[Items from a data source]

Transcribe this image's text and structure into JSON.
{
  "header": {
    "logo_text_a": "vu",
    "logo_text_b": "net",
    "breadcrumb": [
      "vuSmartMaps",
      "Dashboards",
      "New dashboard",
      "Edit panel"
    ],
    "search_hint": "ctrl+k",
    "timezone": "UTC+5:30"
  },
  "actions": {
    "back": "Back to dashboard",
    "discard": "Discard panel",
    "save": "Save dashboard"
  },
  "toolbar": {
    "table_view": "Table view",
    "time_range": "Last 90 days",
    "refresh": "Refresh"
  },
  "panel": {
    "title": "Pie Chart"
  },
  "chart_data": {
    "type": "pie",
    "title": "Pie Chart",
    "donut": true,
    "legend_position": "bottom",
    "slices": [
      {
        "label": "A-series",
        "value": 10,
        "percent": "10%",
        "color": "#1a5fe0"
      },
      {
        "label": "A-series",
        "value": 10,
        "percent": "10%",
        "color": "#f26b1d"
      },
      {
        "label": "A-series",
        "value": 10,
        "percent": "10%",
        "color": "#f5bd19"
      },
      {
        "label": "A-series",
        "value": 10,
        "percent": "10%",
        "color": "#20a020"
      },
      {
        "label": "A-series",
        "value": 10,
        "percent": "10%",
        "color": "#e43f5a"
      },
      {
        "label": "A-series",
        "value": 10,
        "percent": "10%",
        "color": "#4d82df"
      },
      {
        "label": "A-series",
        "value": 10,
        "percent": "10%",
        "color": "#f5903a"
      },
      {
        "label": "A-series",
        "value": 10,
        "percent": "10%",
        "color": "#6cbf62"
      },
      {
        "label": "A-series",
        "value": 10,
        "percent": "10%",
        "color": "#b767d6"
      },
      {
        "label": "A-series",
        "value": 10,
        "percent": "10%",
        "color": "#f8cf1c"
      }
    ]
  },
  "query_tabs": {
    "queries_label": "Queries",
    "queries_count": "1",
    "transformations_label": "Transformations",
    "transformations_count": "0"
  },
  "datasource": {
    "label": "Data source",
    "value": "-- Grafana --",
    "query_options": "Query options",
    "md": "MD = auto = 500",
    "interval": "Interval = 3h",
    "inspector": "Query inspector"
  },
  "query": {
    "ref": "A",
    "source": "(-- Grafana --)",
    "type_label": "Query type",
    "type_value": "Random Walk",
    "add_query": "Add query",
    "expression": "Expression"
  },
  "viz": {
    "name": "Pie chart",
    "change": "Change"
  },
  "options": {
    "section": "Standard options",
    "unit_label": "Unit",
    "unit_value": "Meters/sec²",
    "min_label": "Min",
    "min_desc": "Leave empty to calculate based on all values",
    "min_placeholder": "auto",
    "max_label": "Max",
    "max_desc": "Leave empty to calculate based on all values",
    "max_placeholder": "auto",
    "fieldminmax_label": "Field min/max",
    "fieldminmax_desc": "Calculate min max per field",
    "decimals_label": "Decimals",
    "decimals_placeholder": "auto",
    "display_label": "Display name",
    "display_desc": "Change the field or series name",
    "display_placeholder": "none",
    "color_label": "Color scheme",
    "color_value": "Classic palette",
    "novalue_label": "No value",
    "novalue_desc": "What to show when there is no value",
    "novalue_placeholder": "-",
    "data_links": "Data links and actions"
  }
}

◆ THE EXERCISE
Write out all the data again, exactly as it appears.

◆ TASK SOLUTION
Transcribe this image's text and structure into JSON.
{
  "header": {
    "logo_text_a": "vu",
    "logo_text_b": "net",
    "breadcrumb": [
      "vuSmartMaps",
      "Dashboards",
      "New dashboard",
      "Edit panel"
    ],
    "search_hint": "ctrl+k",
    "timezone": "UTC+5:30"
  },
  "actions": {
    "back": "Back to dashboard",
    "discard": "Discard panel",
    "save": "Save dashboard"
  },
  "toolbar": {
    "table_view": "Table view",
    "time_range": "Last 90 days",
    "refresh": "Refresh"
  },
  "panel": {
    "title": "Pie Chart"
  },
  "chart_data": {
    "type": "pie",
    "title": "Pie Chart",
    "donut": true,
    "legend_position": "bottom",
    "slices": [
      {
        "label": "A-series",
        "value": 10,
        "percent": "10%",
        "color": "#1a5fe0"
      },
      {
        "label": "A-series",
        "value": 10,
        "percent": "10%",
        "color": "#f26b1d"
      },
      {
        "label": "A-series",
        "value": 10,
        "percent": "10%",
        "color": "#f5bd19"
      },
      {
        "label": "A-series",
        "value": 10,
        "percent": "10%",
        "color": "#20a020"
      },
      {
        "label": "A-series",
        "value": 10,
        "percent": "10%",
        "color": "#e43f5a"
      },
      {
        "label": "A-series",
        "value": 10,
        "percent": "10%",
        "color": "#4d82df"
      },
      {
        "label": "A-series",
        "value": 10,
        "percent": "10%",
        "color": "#f5903a"
      },
      {
        "label": "A-series",
        "value": 10,
        "percent": "10%",
        "color": "#6cbf62"
      },
      {
        "label": "A-series",
        "value": 10,
        "percent": "10%",
        "color": "#b767d6"
      },
      {
        "label": "A-series",
        "value": 10,
        "percent": "10%",
        "color": "#f8cf1c"
      }
    ]
  },
  "query_tabs": {
    "queries_label": "Queries",
    "queries_count": "1",
    "transformations_label": "Transformations",
    "transformations_count": "0"
  },
  "datasource": {
    "label": "Data source",
    "value": "-- Grafana --",
    "query_options": "Query options",
    "md": "MD = auto = 500",
    "interval": "Interval = 3h",
    "inspector": "Query inspector"
  },
  "query": {
    "ref": "A",
    "source": "(-- Grafana --)",
    "type_label": "Query type",
    "type_value": "Random Walk",
    "add_query": "Add query",
    "expression": "Expression"
  },
  "viz": {
    "name": "Pie chart",
    "change": "Change"
  },
  "options": {
    "section": "Standard options",
    "unit_label": "Unit",
    "unit_value": "Meters/sec²",
    "min_label": "Min",
    "min_desc": "Leave empty to calculate based on all values",
    "min_placeholder": "auto",
    "max_label": "Max",
    "max_desc": "Leave empty to calculate based on all values",
    "max_placeholder": "auto",
    "fieldminmax_label": "Field min/max",
    "fieldminmax_desc": "Calculate min max per field",
    "decimals_label": "Decimals",
    "decimals_placeholder": "auto",
    "display_label": "Display name",
    "display_desc": "Change the field or series name",
    "display_placeholder": "none",
    "color_label": "Color scheme",
    "color_value": "Classic palette",
    "novalue_label": "No value",
    "novalue_desc": "What to show when there is no value",
    "novalue_placeholder": "-",
    "data_links": "Data links and actions"
  }
}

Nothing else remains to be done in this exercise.